## Objective:
Return, word for word, the records from the first line up to and including the line that contains "staticText: CNIC — [63, 107, 78, 114]".

## Dataset excerpts:
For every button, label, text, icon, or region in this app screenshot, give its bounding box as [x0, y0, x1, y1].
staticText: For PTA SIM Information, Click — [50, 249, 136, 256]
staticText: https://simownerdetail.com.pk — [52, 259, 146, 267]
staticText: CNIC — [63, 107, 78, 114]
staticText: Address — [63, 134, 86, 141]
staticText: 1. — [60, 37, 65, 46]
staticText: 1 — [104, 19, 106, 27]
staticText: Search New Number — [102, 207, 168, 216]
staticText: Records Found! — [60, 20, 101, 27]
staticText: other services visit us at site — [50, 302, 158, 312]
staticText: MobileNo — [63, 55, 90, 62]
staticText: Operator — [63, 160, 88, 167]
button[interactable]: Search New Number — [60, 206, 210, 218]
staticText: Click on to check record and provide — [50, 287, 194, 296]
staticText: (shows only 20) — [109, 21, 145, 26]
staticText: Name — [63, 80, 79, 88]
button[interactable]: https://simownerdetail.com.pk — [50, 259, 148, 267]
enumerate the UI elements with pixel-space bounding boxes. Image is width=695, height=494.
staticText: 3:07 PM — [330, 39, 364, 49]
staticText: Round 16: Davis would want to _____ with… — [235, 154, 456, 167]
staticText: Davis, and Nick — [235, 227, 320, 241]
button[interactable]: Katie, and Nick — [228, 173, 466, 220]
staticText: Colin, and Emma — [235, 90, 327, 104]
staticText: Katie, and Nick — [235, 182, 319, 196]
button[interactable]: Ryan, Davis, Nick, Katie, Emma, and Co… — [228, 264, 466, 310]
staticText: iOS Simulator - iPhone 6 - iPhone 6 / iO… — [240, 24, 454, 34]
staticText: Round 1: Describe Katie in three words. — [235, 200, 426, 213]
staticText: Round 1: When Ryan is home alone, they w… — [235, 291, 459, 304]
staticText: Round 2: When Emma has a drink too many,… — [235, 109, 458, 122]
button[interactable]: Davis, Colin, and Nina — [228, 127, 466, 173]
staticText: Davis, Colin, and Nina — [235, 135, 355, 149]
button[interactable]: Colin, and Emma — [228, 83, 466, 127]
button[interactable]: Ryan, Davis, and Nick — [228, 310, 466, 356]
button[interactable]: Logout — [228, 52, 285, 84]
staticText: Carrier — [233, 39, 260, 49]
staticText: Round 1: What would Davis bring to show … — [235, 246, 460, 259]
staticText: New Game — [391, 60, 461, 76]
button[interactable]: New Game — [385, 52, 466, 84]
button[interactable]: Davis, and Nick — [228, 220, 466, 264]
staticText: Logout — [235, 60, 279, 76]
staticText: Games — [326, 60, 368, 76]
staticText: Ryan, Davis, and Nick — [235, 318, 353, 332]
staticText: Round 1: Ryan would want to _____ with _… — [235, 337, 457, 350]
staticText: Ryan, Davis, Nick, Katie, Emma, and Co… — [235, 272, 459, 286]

## Written answer:
For every button, label, text, icon, or region in this app screenshot, give its bounding box as [x0, y0, x1, y1].
staticText: For PTA SIM Information, Click — [50, 249, 136, 256]
staticText: https://simownerdetail.com.pk — [52, 259, 146, 267]
staticText: CNIC — [63, 107, 78, 114]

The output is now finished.